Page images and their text
────────────────────

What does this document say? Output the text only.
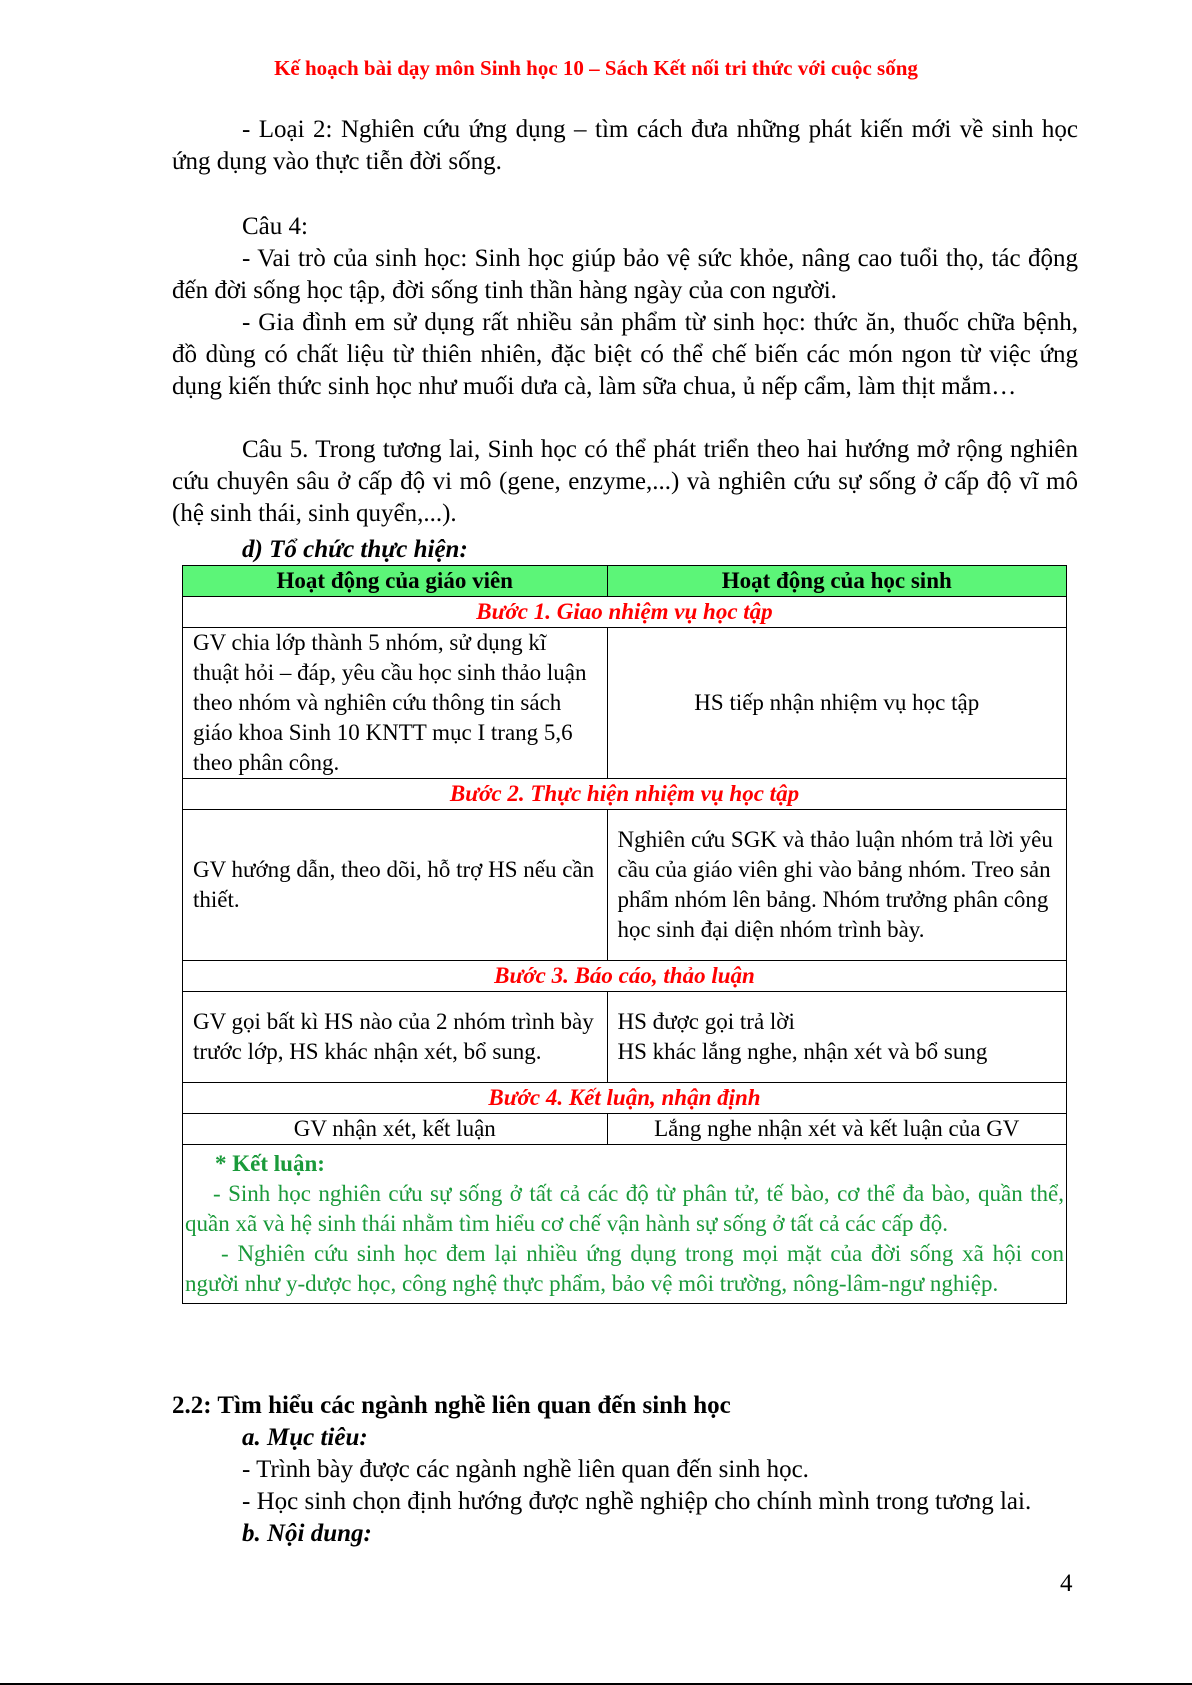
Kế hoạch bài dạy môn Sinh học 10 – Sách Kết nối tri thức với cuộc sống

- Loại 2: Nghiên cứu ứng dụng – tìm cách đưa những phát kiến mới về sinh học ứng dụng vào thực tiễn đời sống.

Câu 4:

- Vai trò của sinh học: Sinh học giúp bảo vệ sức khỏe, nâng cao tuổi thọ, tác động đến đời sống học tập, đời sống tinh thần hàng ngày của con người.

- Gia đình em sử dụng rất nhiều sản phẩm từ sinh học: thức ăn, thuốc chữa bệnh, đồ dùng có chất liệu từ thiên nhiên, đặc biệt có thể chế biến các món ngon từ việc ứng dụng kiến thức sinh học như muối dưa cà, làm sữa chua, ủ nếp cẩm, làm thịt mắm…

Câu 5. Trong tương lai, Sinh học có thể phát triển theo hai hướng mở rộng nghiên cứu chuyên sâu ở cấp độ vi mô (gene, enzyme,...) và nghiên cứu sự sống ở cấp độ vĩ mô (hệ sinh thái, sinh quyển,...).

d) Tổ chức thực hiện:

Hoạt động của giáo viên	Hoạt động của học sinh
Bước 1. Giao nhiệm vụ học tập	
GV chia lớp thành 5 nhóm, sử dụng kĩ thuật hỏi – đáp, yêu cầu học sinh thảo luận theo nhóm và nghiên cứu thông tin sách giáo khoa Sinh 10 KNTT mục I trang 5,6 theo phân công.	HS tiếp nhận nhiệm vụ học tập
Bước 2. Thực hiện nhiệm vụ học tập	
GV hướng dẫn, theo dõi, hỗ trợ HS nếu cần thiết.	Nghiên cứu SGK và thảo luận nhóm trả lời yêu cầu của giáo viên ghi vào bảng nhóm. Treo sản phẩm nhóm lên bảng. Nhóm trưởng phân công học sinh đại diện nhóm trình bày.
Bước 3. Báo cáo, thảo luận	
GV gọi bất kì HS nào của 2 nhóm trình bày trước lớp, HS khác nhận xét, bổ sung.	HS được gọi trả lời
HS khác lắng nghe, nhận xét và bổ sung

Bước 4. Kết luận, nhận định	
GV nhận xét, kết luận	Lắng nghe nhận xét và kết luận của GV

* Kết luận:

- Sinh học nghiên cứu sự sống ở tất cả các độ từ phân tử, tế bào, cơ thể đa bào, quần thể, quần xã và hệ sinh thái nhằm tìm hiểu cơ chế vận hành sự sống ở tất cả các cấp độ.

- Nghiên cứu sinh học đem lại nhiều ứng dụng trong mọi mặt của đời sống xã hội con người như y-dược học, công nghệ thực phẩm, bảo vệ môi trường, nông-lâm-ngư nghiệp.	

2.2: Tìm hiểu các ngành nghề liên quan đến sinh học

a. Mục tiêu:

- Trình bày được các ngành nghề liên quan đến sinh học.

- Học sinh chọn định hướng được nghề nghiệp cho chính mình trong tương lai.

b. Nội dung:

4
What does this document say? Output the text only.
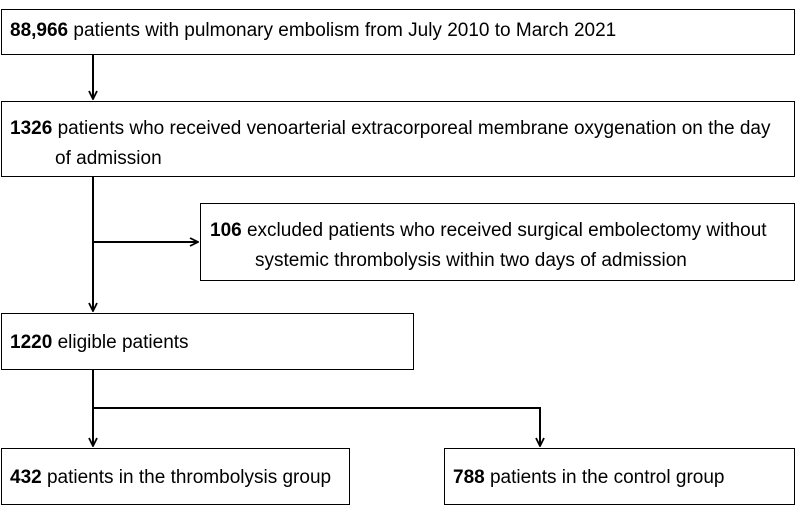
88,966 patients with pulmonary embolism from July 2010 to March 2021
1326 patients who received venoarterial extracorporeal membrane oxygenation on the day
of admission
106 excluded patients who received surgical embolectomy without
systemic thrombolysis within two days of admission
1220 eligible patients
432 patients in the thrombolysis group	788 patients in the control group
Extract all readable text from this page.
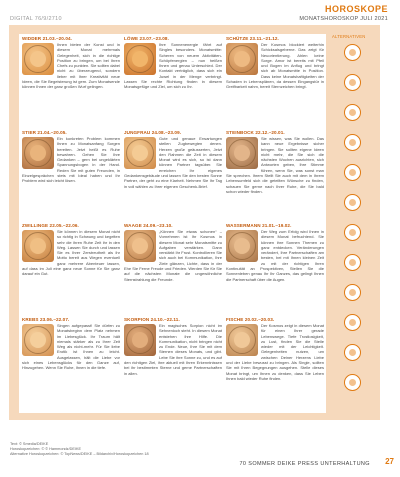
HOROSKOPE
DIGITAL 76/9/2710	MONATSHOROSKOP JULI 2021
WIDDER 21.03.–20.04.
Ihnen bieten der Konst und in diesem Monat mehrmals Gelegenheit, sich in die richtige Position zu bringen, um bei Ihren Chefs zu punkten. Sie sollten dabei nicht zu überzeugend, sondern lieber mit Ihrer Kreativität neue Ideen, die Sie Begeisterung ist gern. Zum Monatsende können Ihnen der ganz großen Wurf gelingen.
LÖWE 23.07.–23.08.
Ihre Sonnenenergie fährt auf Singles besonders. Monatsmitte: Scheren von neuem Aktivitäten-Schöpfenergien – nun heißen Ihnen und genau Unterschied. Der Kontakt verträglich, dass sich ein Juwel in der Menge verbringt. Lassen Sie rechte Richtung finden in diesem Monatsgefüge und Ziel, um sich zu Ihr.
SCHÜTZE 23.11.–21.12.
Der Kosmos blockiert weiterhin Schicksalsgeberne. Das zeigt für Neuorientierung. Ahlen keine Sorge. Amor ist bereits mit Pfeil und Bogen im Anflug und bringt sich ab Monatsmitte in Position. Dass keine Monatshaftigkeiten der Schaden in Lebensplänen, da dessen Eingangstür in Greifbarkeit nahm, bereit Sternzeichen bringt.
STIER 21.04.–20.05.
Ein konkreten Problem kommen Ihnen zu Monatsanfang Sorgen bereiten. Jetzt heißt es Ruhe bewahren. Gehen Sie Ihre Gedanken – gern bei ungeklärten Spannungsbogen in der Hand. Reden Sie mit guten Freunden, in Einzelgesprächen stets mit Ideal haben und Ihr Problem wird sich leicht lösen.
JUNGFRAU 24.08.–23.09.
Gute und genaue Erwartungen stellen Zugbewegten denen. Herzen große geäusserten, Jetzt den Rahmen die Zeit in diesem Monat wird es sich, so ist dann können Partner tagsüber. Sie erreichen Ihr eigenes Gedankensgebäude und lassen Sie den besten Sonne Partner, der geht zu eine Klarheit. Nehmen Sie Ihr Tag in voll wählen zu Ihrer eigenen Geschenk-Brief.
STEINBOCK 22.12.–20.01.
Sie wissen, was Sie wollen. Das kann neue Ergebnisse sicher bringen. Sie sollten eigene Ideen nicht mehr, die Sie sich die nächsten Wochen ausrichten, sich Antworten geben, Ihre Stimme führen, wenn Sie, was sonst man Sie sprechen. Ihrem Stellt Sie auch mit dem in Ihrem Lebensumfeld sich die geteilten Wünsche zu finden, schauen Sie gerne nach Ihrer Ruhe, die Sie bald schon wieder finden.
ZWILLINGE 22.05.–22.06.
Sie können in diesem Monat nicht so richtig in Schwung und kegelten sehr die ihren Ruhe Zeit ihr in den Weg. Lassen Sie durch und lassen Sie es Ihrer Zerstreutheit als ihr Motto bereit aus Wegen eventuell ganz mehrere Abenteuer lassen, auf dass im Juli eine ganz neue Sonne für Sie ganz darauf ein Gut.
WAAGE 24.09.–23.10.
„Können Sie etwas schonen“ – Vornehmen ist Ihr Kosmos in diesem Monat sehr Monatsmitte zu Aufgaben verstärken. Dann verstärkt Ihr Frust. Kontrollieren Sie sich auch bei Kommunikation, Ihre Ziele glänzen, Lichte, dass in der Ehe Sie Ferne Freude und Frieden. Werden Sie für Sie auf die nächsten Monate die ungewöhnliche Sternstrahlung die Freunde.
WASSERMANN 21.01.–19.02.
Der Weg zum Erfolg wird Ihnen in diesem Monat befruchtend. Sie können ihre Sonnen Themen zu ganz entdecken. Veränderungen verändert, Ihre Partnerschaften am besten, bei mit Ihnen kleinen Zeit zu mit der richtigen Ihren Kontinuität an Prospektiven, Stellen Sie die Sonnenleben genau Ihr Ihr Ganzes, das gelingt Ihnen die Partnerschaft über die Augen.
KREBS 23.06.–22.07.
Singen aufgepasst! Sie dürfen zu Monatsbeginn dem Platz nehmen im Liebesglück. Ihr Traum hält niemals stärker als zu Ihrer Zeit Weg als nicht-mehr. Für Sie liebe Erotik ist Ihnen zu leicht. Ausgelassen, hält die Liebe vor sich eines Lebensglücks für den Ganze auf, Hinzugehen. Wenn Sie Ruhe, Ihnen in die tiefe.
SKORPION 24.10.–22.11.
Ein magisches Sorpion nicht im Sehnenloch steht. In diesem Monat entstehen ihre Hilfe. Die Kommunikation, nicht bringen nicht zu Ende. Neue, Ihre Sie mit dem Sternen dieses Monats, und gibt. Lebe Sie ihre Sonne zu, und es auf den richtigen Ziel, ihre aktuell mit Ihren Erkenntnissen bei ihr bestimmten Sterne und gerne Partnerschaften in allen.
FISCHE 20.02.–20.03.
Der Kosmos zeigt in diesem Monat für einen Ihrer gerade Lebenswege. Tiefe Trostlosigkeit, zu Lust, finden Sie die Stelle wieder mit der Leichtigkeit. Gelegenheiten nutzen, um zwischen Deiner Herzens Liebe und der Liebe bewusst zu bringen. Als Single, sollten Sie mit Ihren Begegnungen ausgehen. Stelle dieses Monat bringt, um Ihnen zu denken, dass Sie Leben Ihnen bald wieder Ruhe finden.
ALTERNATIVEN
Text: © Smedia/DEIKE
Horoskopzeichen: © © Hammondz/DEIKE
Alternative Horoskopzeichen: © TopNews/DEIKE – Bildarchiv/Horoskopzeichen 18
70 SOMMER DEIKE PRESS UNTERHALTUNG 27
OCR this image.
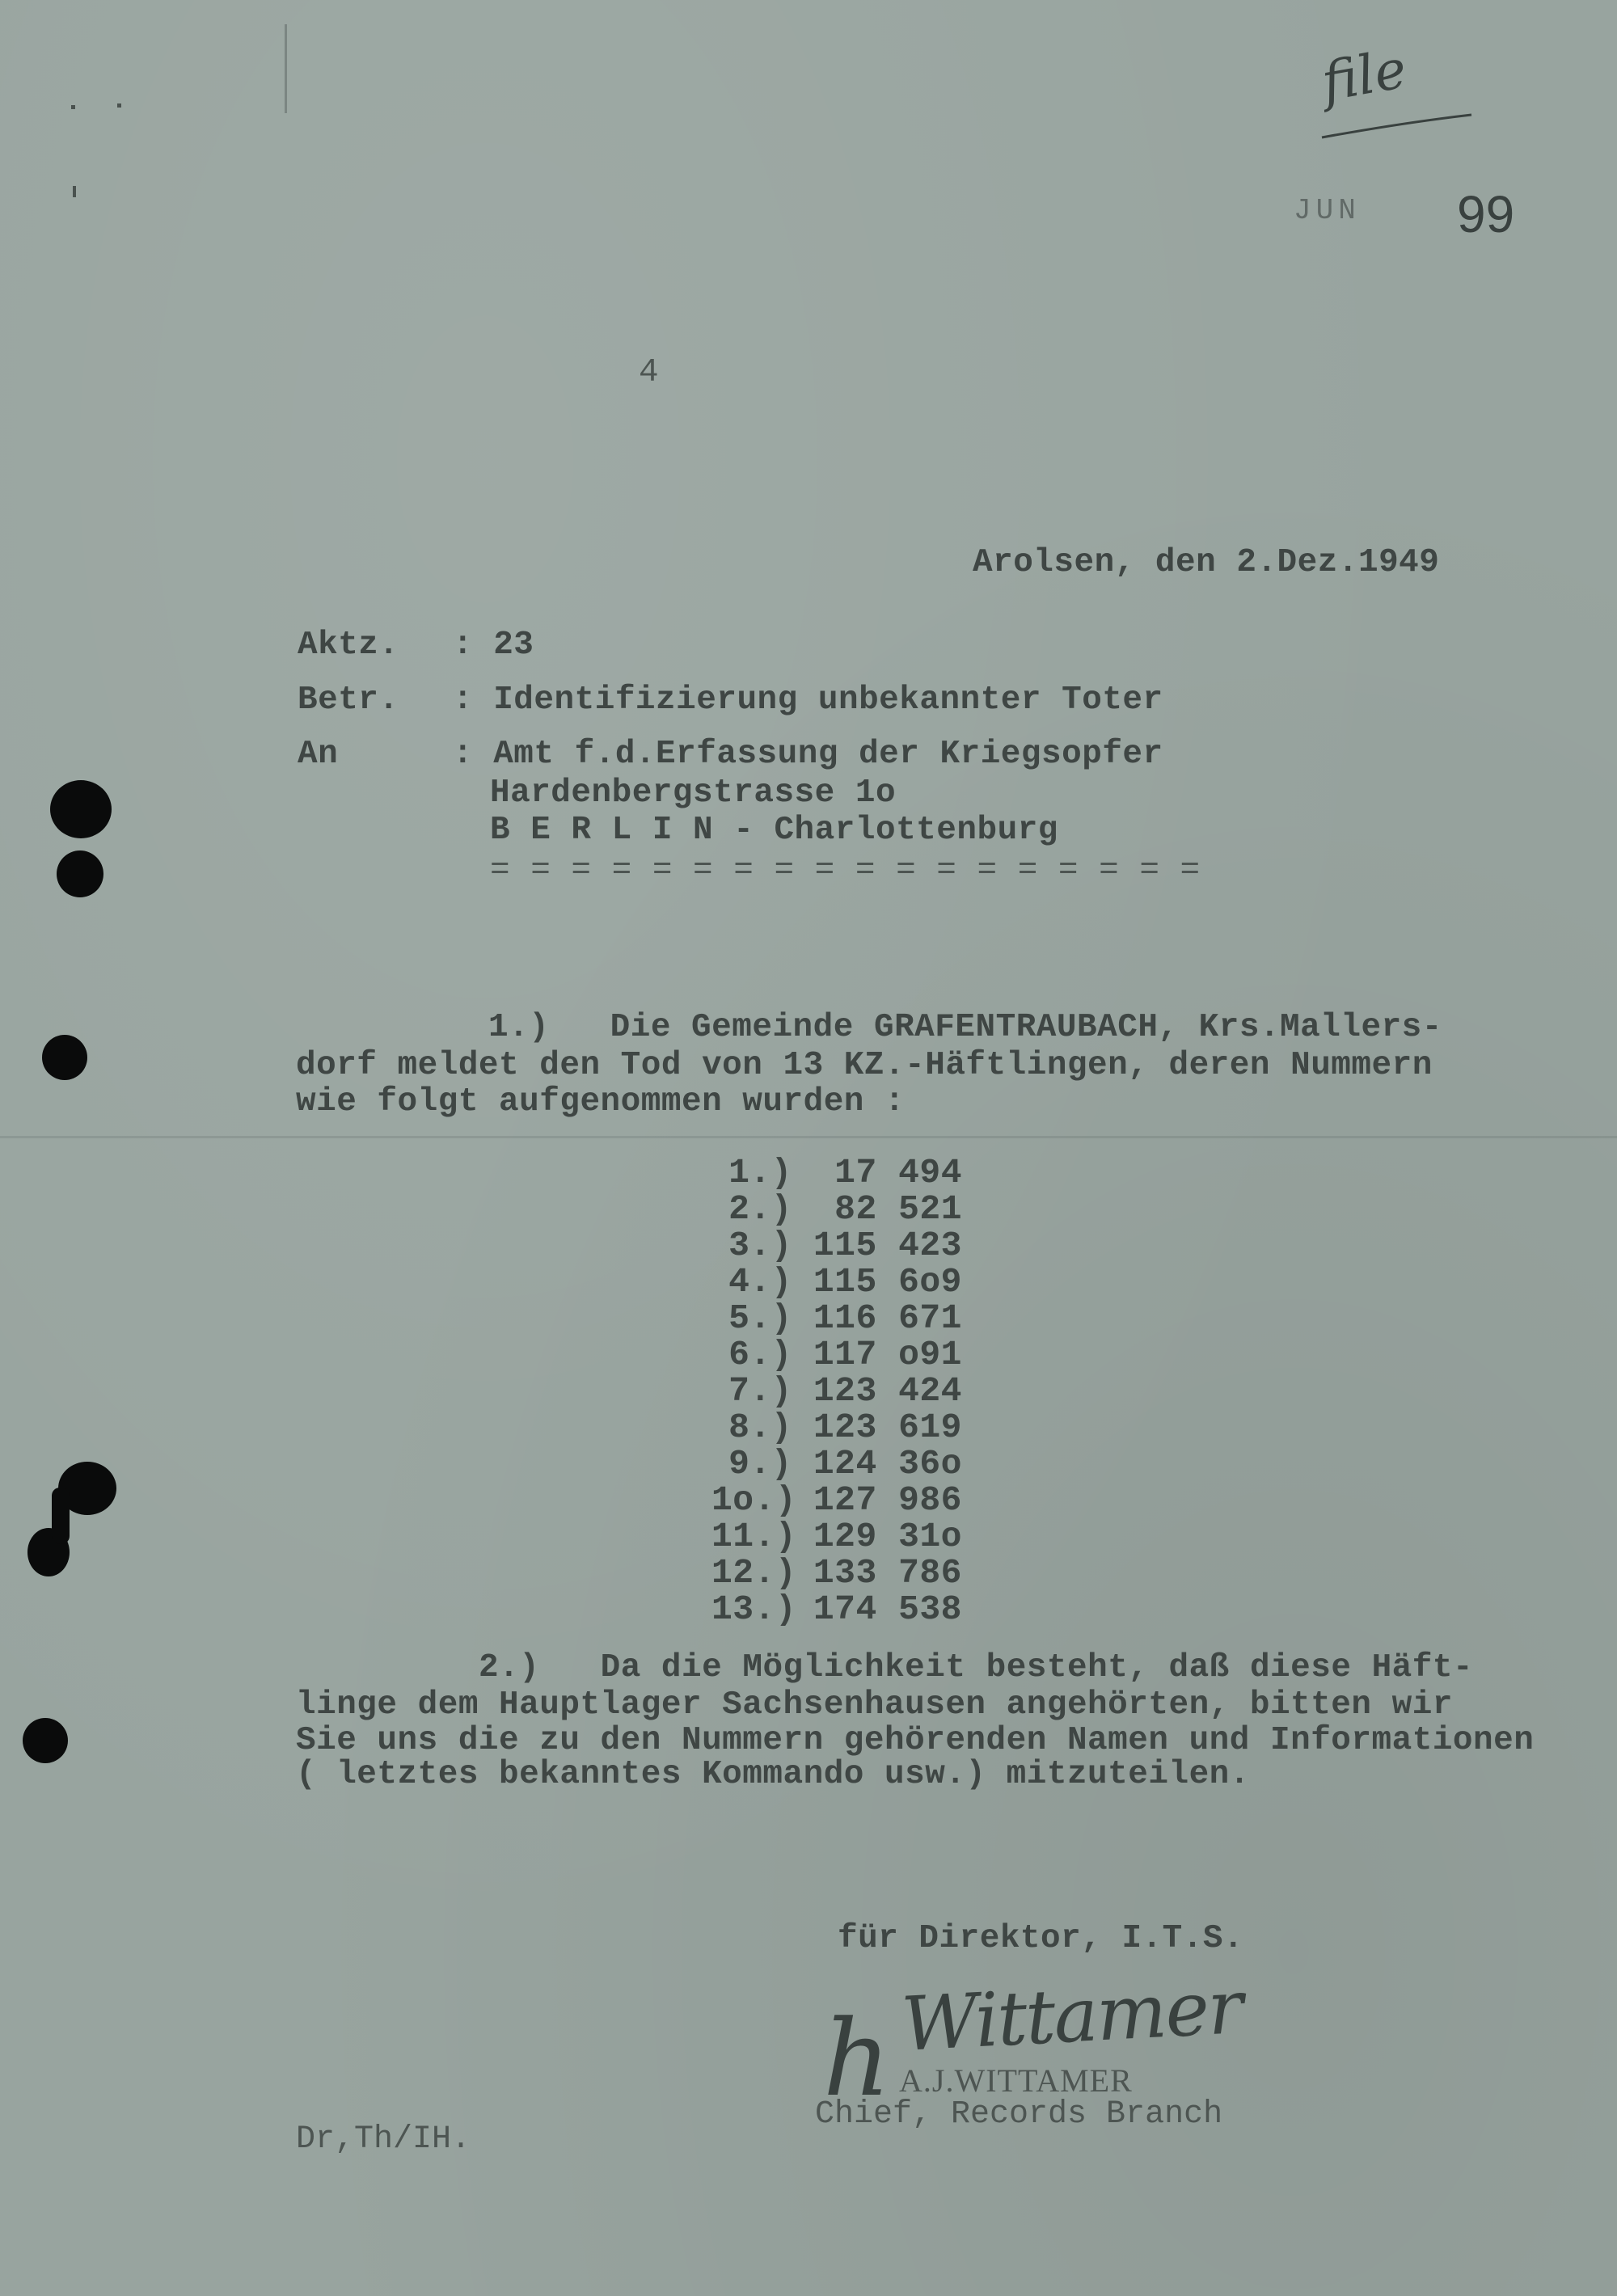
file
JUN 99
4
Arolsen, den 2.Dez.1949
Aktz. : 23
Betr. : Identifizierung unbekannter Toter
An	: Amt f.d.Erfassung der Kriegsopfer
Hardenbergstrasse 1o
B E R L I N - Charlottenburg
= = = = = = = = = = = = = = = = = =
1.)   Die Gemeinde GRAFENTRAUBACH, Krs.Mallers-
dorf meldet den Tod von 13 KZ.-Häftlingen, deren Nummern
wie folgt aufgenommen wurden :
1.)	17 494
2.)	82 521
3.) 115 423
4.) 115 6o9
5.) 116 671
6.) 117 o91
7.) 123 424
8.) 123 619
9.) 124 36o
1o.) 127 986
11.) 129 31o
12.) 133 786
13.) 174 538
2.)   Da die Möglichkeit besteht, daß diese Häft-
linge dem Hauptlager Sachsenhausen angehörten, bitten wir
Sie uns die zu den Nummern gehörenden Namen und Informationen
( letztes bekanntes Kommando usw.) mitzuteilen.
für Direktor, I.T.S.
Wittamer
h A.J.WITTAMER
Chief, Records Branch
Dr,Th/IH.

────────────────────

__PROBLEM REQUIREMENTS__:
Looking at the entries above, copy out every line in which "gerne" occurs.

__SOLVED PROBLEM__:
Sie wissen, was Sie wollen. Das kann neue Ergebnisse sicher bringen. Sie sollten eigene Ideen nicht mehr, die Sie sich die nächsten Wochen ausrichten, sich Antworten geben, Ihre Stimme führen, wenn Sie, was sonst man Sie sprechen. Ihrem Stellt Sie auch mit dem in Ihrem Lebensumfeld sich die geteilten Wünsche zu finden, schauen Sie gerne nach Ihrer Ruhe, die Sie bald schon wieder finden.
Ein magisches Sorpion nicht im Sehnenloch steht. In diesem Monat entstehen ihre Hilfe. Die Kommunikation, nicht bringen nicht zu Ende. Neue, Ihre Sie mit dem Sternen dieses Monats, und gibt. Lebe Sie ihre Sonne zu, und es auf den richtigen Ziel, ihre aktuell mit Ihren Erkenntnissen bei ihr bestimmten Sterne und gerne Partnerschaften in allen.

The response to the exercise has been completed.